• **The request**:
Look through the listing and locate every line containing the word "硅微粉改性保温板应用技术规程"; copy those lines.
##### Exercise data #####
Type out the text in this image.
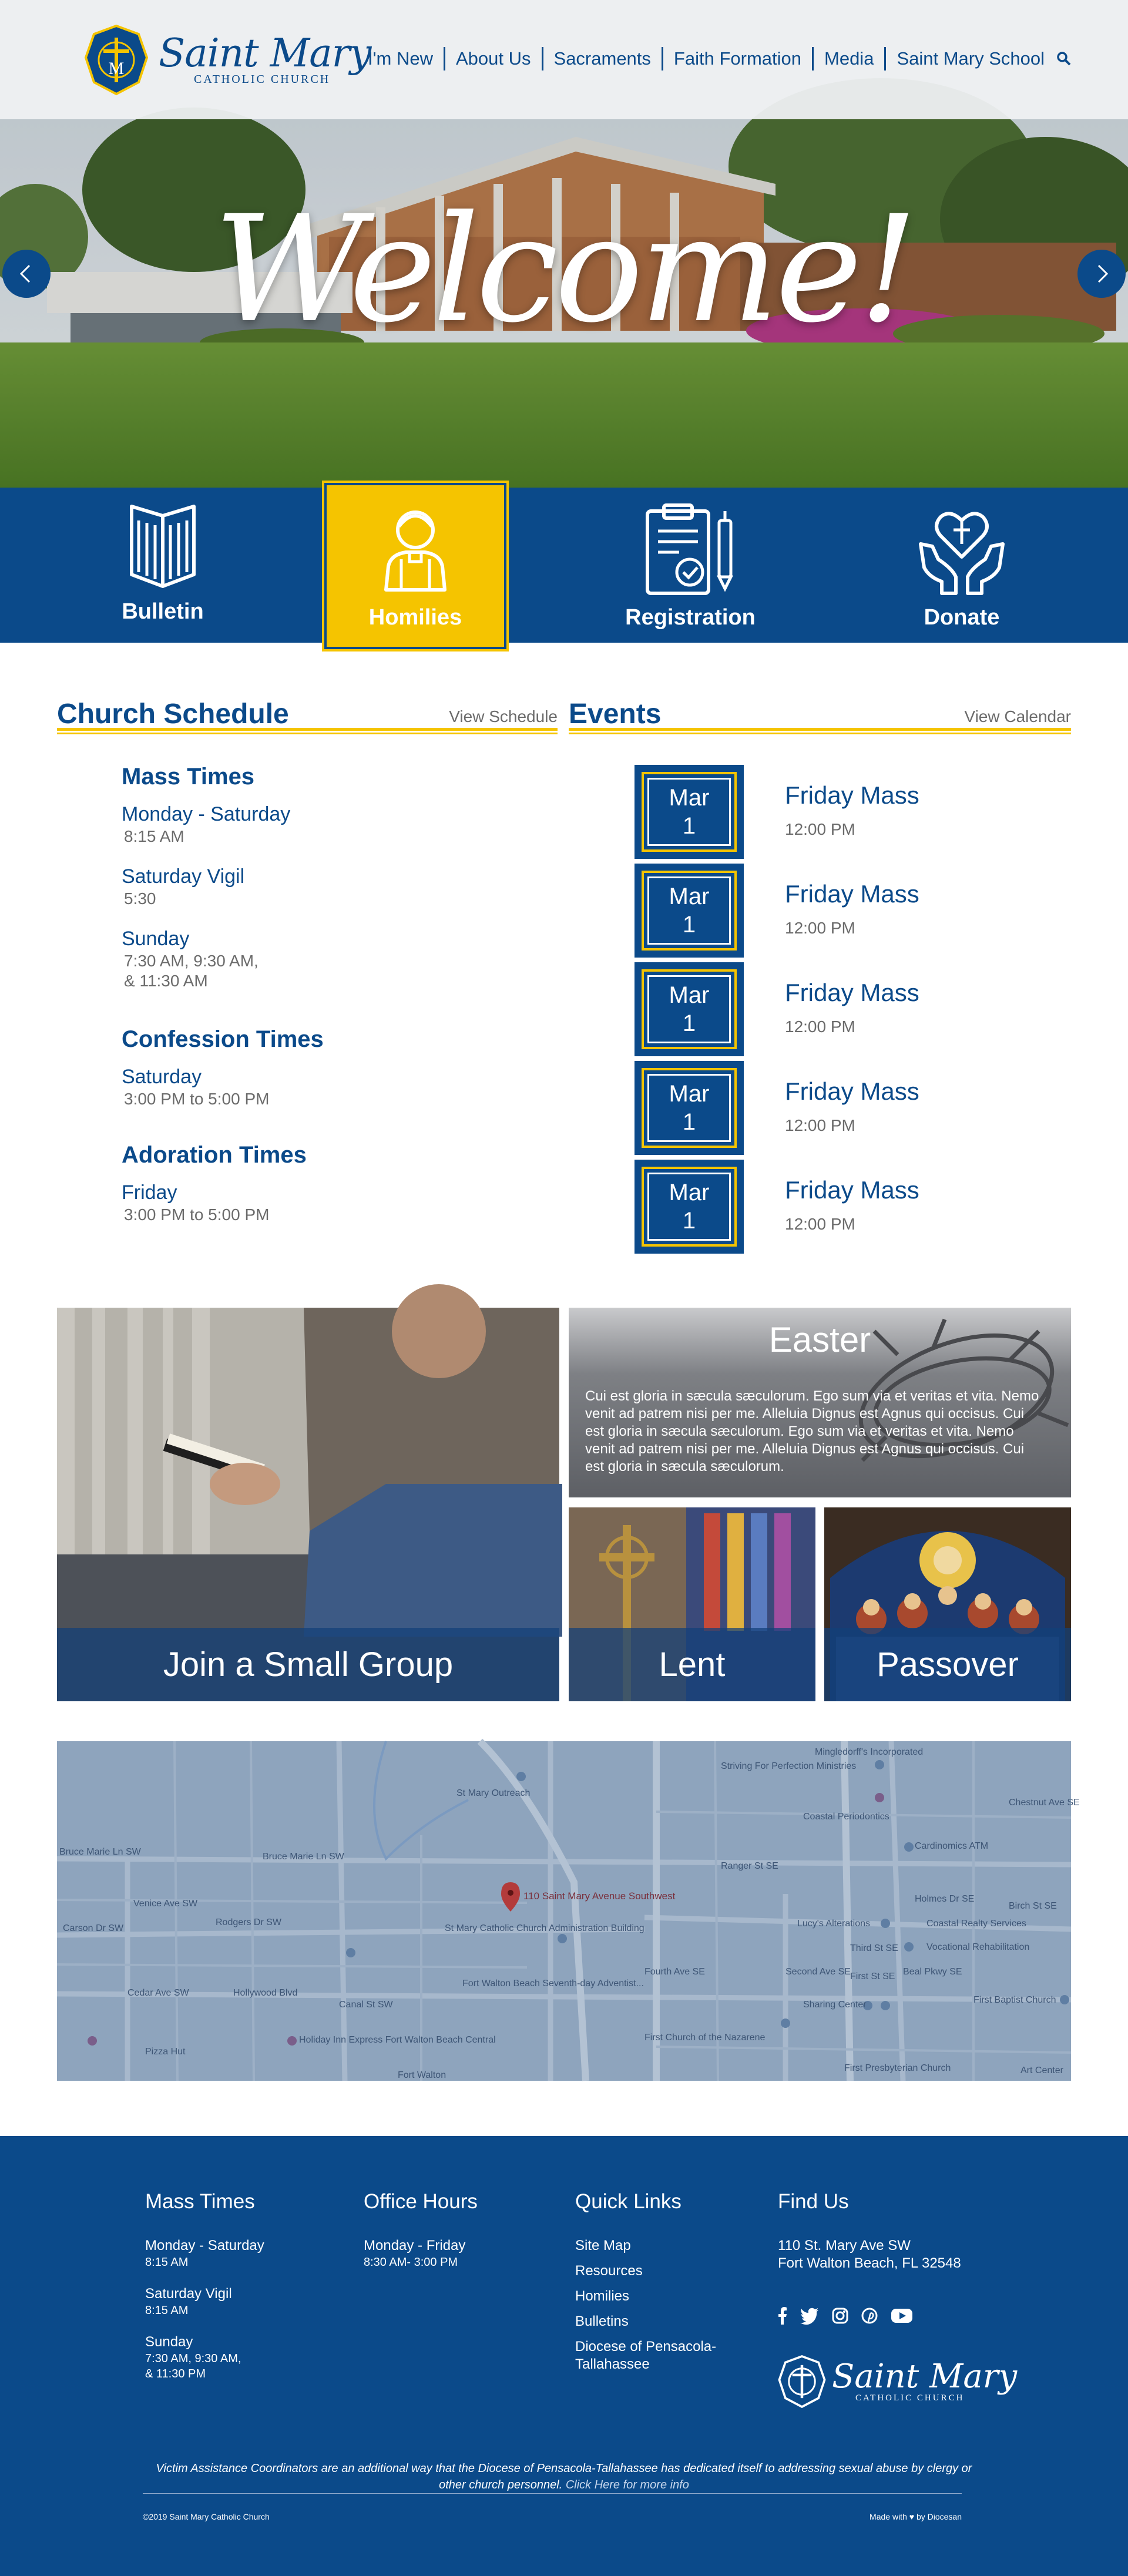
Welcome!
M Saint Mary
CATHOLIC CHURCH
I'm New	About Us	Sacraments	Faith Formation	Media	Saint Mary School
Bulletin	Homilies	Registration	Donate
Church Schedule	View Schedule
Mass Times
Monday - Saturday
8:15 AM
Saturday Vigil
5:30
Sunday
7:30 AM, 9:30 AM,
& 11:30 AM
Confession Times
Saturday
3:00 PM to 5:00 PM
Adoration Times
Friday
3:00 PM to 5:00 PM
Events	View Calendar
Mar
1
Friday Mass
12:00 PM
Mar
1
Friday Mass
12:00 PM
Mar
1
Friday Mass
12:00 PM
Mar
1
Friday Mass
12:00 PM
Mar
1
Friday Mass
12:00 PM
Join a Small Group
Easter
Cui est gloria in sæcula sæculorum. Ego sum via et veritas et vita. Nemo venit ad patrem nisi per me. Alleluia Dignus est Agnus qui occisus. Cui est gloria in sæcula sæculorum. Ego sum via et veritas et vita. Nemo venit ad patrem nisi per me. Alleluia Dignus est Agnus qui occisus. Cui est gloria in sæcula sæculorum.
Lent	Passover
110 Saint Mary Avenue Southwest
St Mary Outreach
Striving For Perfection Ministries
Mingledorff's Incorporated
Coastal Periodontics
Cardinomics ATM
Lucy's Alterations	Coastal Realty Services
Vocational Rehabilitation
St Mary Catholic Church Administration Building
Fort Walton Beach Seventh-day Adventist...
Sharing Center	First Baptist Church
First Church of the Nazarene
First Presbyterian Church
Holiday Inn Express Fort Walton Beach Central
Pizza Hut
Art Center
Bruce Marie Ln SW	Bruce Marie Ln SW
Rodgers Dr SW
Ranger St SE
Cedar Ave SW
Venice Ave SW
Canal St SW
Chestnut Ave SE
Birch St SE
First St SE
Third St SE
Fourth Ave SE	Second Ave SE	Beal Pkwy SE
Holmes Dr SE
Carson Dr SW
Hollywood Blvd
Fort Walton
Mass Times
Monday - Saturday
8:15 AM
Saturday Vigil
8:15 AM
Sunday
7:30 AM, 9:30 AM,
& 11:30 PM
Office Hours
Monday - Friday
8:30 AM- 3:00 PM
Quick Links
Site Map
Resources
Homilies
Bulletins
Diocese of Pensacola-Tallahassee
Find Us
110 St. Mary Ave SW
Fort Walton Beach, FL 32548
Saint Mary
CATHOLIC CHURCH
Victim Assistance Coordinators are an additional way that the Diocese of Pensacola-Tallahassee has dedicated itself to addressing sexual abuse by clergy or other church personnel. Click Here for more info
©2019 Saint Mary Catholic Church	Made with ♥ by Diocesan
#####
##### Exercise data #####
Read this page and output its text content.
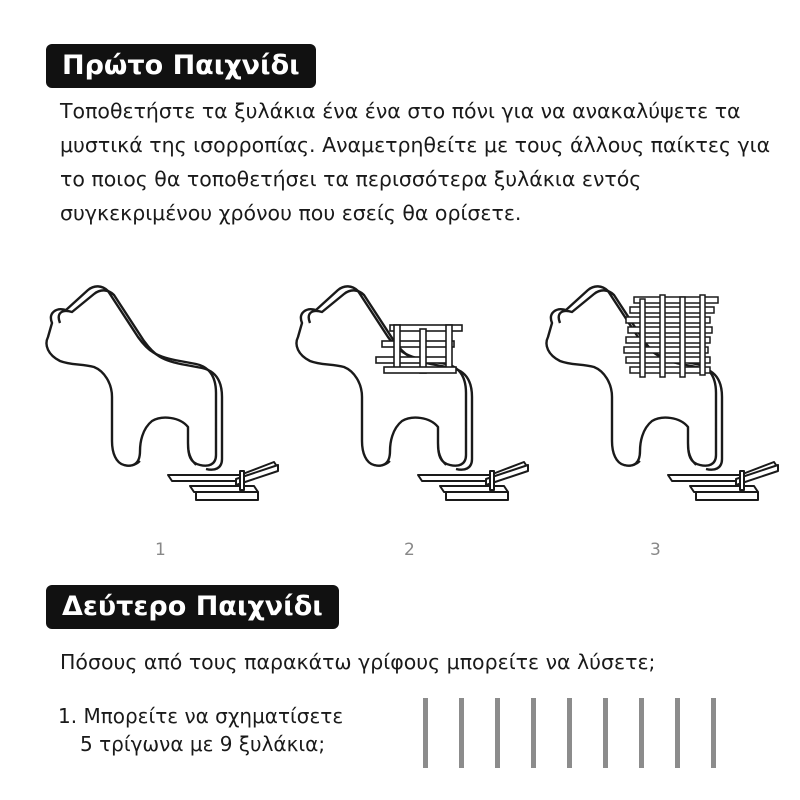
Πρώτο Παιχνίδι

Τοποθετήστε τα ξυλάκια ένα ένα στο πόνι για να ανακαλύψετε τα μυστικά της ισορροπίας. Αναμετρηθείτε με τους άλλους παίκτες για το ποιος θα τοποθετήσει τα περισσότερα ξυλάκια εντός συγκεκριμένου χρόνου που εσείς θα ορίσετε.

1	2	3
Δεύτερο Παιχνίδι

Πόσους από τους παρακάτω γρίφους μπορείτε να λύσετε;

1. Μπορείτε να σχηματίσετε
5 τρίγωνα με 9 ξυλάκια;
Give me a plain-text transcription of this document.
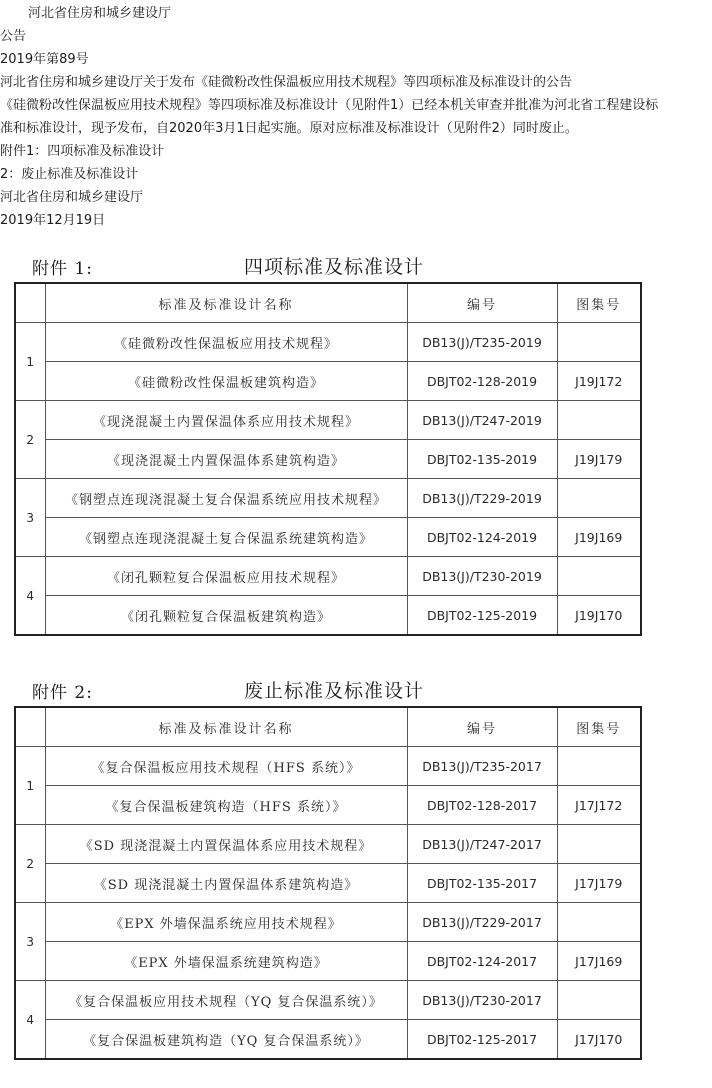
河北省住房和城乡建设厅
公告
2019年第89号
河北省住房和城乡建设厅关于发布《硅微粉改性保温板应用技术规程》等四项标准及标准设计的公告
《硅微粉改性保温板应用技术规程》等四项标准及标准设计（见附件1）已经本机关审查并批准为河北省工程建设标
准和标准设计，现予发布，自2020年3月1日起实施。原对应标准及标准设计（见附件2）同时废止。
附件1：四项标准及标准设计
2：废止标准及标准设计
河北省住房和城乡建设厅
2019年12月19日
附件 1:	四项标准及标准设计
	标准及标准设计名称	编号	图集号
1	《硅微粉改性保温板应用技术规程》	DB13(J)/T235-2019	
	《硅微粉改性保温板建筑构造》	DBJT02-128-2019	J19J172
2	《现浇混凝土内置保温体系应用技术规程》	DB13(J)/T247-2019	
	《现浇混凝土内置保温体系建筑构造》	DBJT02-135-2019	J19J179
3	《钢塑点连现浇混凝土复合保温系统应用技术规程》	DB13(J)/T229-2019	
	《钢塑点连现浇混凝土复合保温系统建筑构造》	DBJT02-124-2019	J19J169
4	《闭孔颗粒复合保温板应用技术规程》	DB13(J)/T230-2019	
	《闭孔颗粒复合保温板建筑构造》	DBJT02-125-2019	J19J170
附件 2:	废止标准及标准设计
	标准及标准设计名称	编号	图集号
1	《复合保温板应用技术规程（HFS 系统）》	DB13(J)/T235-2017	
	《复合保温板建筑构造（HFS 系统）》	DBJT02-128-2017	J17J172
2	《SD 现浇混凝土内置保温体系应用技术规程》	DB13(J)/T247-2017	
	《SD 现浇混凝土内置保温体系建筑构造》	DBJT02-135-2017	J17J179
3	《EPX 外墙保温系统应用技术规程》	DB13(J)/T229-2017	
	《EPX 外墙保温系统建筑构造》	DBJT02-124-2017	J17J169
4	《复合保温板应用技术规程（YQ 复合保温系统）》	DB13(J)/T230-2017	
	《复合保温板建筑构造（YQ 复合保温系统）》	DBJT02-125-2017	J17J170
#####
• **Answer in full**:
河北省住房和城乡建设厅关于发布《硅微粉改性保温板应用技术规程》等四项标准及标准设计的公告
《硅微粉改性保温板应用技术规程》等四项标准及标准设计（见附件1）已经本机关审查并批准为河北省工程建设标
1	《硅微粉改性保温板应用技术规程》	DB13(J)/T235-2019	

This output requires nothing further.